_Short task_
Below are the records. Restate word for word every line from the one that contains "Output a JSON" through the final line, both included.

────────────────

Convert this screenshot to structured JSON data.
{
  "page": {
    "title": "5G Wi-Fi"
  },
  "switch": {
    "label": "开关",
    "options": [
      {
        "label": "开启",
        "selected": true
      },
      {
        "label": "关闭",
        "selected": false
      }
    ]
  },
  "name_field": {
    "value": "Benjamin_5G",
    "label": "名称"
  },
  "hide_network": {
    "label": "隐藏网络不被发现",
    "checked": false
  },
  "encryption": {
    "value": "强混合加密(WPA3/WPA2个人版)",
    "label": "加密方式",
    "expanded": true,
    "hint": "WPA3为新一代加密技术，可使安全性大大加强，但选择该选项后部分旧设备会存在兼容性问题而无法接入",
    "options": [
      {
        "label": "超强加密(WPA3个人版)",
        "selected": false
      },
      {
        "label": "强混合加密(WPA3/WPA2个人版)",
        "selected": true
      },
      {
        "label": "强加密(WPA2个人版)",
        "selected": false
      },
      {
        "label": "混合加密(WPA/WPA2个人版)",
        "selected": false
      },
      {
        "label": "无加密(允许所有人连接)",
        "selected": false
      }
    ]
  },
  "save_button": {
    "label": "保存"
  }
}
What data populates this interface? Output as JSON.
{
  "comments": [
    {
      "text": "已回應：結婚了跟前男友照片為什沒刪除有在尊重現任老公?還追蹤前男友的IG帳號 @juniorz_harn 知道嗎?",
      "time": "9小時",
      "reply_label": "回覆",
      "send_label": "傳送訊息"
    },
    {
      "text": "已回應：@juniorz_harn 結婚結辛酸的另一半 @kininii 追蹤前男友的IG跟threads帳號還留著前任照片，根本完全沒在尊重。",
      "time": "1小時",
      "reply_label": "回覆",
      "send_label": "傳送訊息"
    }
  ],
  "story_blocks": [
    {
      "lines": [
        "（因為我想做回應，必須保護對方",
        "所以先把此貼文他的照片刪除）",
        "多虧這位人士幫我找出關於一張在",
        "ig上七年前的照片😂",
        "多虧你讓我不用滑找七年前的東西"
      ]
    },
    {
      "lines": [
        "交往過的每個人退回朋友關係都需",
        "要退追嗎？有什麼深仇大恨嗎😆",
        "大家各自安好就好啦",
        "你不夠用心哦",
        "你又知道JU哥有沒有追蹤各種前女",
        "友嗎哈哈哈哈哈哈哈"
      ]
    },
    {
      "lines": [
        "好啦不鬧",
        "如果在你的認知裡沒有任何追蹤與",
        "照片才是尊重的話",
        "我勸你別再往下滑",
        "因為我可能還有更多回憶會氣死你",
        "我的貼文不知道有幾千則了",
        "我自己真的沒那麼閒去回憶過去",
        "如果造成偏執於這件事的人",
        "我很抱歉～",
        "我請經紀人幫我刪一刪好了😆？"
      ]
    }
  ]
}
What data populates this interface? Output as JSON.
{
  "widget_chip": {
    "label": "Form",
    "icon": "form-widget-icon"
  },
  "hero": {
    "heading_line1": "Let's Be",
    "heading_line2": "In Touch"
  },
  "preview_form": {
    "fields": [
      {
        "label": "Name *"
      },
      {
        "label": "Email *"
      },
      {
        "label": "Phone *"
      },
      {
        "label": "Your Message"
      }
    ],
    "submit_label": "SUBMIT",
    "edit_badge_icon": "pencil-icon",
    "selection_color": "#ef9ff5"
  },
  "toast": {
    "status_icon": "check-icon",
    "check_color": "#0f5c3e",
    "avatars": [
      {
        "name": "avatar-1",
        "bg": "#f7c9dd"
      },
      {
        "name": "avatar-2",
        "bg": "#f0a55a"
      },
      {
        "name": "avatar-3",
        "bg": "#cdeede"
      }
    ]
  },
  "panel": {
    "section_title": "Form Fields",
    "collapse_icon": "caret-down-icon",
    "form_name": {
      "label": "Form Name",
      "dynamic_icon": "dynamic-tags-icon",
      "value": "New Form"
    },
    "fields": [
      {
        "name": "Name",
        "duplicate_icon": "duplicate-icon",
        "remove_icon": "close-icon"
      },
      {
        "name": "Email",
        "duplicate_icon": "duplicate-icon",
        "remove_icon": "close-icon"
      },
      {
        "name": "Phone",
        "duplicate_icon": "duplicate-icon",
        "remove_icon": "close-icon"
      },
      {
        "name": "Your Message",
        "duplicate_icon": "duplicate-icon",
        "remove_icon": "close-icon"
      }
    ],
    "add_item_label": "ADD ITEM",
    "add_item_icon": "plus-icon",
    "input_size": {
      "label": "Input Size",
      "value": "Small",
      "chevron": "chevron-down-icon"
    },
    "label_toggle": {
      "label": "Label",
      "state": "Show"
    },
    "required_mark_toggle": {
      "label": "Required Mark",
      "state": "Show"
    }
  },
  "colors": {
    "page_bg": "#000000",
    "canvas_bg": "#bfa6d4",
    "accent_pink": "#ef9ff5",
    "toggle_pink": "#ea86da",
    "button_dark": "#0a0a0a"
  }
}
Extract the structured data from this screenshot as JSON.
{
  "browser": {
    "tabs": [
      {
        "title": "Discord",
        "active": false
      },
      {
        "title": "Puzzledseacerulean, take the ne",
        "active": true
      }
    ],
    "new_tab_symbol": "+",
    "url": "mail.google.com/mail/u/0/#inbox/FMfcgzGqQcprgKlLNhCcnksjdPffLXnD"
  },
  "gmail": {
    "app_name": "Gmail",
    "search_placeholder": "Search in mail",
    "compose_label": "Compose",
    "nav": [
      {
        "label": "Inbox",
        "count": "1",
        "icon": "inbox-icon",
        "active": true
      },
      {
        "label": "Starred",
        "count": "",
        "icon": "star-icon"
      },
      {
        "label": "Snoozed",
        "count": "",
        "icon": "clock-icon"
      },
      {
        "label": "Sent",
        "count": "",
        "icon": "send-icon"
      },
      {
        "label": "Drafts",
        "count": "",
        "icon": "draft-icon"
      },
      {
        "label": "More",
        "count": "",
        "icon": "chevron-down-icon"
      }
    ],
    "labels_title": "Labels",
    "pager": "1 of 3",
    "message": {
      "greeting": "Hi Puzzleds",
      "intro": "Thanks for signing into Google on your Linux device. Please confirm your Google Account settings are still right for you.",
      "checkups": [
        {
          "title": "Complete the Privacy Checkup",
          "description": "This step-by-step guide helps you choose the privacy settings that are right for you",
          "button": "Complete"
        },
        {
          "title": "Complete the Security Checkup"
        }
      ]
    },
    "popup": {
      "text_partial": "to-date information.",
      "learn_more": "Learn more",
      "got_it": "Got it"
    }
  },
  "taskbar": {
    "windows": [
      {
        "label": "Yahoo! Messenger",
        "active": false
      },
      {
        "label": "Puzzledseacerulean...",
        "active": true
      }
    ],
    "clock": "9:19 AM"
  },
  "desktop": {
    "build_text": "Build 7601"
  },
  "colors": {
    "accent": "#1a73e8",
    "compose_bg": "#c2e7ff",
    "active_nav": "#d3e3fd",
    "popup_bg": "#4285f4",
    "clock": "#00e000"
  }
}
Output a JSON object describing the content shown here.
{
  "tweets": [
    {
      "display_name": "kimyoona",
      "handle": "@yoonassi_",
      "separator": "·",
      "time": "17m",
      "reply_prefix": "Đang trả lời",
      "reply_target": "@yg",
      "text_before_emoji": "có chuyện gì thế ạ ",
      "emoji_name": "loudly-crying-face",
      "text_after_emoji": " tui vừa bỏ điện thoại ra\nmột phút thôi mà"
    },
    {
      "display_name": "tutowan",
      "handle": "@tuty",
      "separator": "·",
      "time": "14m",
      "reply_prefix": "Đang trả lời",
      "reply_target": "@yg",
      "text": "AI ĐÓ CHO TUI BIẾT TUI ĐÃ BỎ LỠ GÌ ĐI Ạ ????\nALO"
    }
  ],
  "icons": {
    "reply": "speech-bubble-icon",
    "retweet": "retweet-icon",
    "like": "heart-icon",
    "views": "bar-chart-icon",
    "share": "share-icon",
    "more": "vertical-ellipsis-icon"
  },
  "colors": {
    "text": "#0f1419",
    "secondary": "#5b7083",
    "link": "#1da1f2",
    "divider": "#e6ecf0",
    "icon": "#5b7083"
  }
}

────────────────

_Answer to this exercise_
Output a JSON object describing the content shown here.
{
  "tweets": [
    {
      "display_name": "kimyoona",
      "handle": "@yoonassi_",
      "separator": "·",
      "time": "17m",
      "reply_prefix": "Đang trả lời",
      "reply_target": "@yg",
      "text_before_emoji": "có chuyện gì thế ạ ",
      "emoji_name": "loudly-crying-face",
      "text_after_emoji": " tui vừa bỏ điện thoại ra\nmột phút thôi mà"
    },
    {
      "display_name": "tutowan",
      "handle": "@tuty",
      "separator": "·",
      "time": "14m",
      "reply_prefix": "Đang trả lời",
      "reply_target": "@yg",
      "text": "AI ĐÓ CHO TUI BIẾT TUI ĐÃ BỎ LỠ GÌ ĐI Ạ ????\nALO"
    }
  ],
  "icons": {
    "reply": "speech-bubble-icon",
    "retweet": "retweet-icon",
    "like": "heart-icon",
    "views": "bar-chart-icon",
    "share": "share-icon",
    "more": "vertical-ellipsis-icon"
  },
  "colors": {
    "text": "#0f1419",
    "secondary": "#5b7083",
    "link": "#1da1f2",
    "divider": "#e6ecf0",
    "icon": "#5b7083"
  }
}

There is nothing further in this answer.